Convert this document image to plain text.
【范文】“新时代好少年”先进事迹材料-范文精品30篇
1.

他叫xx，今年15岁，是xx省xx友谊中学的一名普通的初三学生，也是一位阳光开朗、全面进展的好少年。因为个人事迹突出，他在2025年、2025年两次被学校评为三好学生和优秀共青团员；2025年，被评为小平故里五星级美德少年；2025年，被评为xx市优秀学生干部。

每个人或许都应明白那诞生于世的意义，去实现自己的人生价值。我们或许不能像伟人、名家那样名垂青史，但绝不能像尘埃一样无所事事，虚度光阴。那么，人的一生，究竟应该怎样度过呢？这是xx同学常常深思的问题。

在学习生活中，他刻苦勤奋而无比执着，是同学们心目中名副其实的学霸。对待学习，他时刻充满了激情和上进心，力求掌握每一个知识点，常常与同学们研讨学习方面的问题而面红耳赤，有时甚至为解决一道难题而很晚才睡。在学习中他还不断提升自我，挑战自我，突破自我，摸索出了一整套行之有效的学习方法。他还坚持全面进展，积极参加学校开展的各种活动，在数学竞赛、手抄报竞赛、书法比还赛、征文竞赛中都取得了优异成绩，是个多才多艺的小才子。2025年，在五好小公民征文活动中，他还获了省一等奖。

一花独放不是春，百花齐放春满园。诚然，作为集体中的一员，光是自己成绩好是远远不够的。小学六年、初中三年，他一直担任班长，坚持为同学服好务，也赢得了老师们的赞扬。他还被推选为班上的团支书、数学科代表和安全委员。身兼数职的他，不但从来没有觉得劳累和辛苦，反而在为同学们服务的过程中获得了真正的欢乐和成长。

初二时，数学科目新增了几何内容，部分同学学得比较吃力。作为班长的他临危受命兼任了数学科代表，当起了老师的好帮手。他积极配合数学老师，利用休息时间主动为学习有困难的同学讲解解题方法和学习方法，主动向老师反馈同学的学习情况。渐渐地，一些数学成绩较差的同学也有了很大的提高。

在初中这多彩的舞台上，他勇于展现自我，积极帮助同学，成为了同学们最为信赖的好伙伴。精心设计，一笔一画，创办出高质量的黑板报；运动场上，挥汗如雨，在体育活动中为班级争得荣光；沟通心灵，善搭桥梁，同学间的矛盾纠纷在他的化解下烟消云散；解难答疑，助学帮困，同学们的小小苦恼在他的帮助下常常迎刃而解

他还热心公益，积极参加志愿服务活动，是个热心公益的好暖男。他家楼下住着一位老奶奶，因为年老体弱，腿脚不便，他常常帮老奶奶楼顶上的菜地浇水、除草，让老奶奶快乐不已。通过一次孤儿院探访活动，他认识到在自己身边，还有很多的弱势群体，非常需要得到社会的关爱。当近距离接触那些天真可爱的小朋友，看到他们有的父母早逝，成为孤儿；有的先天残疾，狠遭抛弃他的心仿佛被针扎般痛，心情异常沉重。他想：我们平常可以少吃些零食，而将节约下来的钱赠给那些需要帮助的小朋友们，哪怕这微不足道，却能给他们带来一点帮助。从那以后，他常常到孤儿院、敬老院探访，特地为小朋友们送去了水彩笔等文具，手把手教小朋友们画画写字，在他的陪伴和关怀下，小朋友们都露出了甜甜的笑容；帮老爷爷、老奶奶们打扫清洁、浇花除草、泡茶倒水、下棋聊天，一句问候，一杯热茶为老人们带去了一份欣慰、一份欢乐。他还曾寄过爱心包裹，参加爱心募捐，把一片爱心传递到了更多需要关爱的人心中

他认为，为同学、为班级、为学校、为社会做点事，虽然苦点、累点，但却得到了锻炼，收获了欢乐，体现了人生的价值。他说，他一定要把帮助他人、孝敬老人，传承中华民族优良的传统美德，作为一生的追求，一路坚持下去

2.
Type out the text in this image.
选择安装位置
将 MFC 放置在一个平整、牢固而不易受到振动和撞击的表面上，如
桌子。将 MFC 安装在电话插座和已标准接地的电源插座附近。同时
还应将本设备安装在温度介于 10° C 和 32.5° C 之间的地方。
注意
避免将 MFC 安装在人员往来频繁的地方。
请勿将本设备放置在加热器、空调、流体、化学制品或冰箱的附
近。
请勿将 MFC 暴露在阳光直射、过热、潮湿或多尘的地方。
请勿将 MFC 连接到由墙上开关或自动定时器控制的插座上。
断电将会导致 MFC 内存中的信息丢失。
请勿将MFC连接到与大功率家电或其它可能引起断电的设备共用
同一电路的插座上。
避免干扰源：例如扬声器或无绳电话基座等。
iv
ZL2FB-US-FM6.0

**WHAT NEEDS TO BE DONE**
Copy out all lines from the material above that contain the string "this".

**COMPLETE ANSWER**
Convert this document image to plain text.
Type out the text in this image.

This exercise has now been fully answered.